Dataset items
- - -

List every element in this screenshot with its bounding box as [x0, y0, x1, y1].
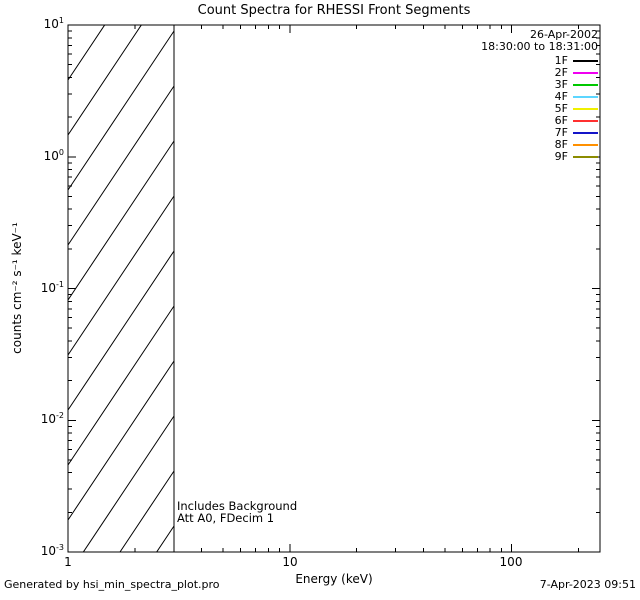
legend-entry-color-line	[573, 60, 598, 62]
annotation-attenuator-state: Att A0, FDecim 1	[177, 511, 275, 525]
tick-base: 10	[40, 544, 57, 558]
legend-entry-label: 8F	[554, 138, 568, 151]
legend-entry-1f: 1F	[481, 55, 598, 67]
legend-date: 26-Apr-2002	[529, 28, 598, 41]
legend-entry-6f: 6F	[481, 115, 598, 127]
tick-exp: -1	[56, 280, 64, 289]
y-tick-label-10e-3: 10-3	[26, 544, 64, 559]
legend-entry-9f: 9F	[481, 151, 598, 163]
footer-generated-by: Generated by hsi_min_spectra_plot.pro	[4, 578, 220, 591]
legend-entry-label: 6F	[554, 114, 568, 127]
tick-exp: -2	[56, 411, 64, 420]
y-tick-label-10e-1: 10-1	[26, 281, 64, 296]
legend-entry-color-line	[573, 96, 598, 98]
chart-title: Count Spectra for RHESSI Front Segments	[197, 3, 471, 18]
footer-timestamp: 7-Apr-2023 09:51	[539, 578, 636, 591]
y-tick-label-10e0: 100	[26, 149, 64, 164]
x-tick-label-100: 100	[499, 555, 523, 569]
tick-base: 10	[43, 149, 59, 163]
legend-time-range: 18:30:00 to 18:31:00	[481, 40, 598, 53]
legend-entry-color-line	[573, 144, 598, 146]
tick-base: 10	[40, 281, 57, 295]
legend-entry-5f: 5F	[481, 103, 598, 115]
tick-base: 10	[43, 17, 59, 31]
legend-entry-label: 1F	[554, 54, 568, 67]
legend-entries: 1F 2F 3F 4F 5F 6F 7F 8F 9F	[481, 55, 598, 163]
legend-entry-label: 2F	[554, 66, 568, 79]
legend-entry-color-line	[573, 156, 598, 158]
x-tick-label-10: 10	[282, 555, 298, 569]
legend-entry-label: 5F	[554, 102, 568, 115]
y-axis-label: counts cm⁻² s⁻¹ keV⁻¹	[10, 222, 24, 354]
legend-entry-label: 7F	[554, 126, 568, 139]
y-tick-label-10e1: 101	[26, 17, 64, 32]
legend-entry-4f: 4F	[481, 91, 598, 103]
legend-entry-2f: 2F	[481, 67, 598, 79]
legend-entry-8f: 8F	[481, 139, 598, 151]
legend: 26-Apr-2002 18:30:00 to 18:31:00 1F 2F 3F 4…	[481, 29, 598, 163]
tick-exp: -3	[56, 543, 64, 552]
legend-entry-3f: 3F	[481, 79, 598, 91]
legend-entry-color-line	[573, 132, 598, 134]
legend-entry-7f: 7F	[481, 127, 598, 139]
legend-entry-color-line	[573, 84, 598, 86]
y-tick-label-10e-2: 10-2	[26, 412, 64, 427]
tick-exp: 1	[58, 16, 64, 25]
tick-exp: 0	[58, 148, 64, 157]
legend-entry-label: 9F	[554, 150, 568, 163]
legend-entry-color-line	[573, 72, 598, 74]
x-tick-label-1: 1	[64, 555, 72, 569]
legend-entry-color-line	[573, 108, 598, 110]
legend-entry-label: 3F	[554, 78, 568, 91]
legend-entry-color-line	[573, 120, 598, 122]
x-axis-label: Energy (keV)	[295, 572, 373, 586]
annotation-includes-background: Includes Background	[177, 499, 298, 513]
legend-entry-label: 4F	[554, 90, 568, 103]
tick-base: 10	[40, 412, 57, 426]
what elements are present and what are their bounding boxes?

- - -

### WHAT IS NEEDED
Write out the lines of the listing word for word, starting with the line that contains "60, 598, 62]" and going on through the line that contains "280, 64, 289]".

### ANSWER IN FULL
legend-entry-color-line	[573, 60, 598, 62]
annotation-attenuator-state: Att A0, FDecim 1	[177, 511, 275, 525]
tick-base: 10	[40, 544, 57, 558]
legend-entry-label: 8F	[554, 138, 568, 151]
legend-entry-1f: 1F	[481, 55, 598, 67]
legend-date: 26-Apr-2002	[529, 28, 598, 41]
legend-entry-6f: 6F	[481, 115, 598, 127]
tick-exp: -1	[56, 280, 64, 289]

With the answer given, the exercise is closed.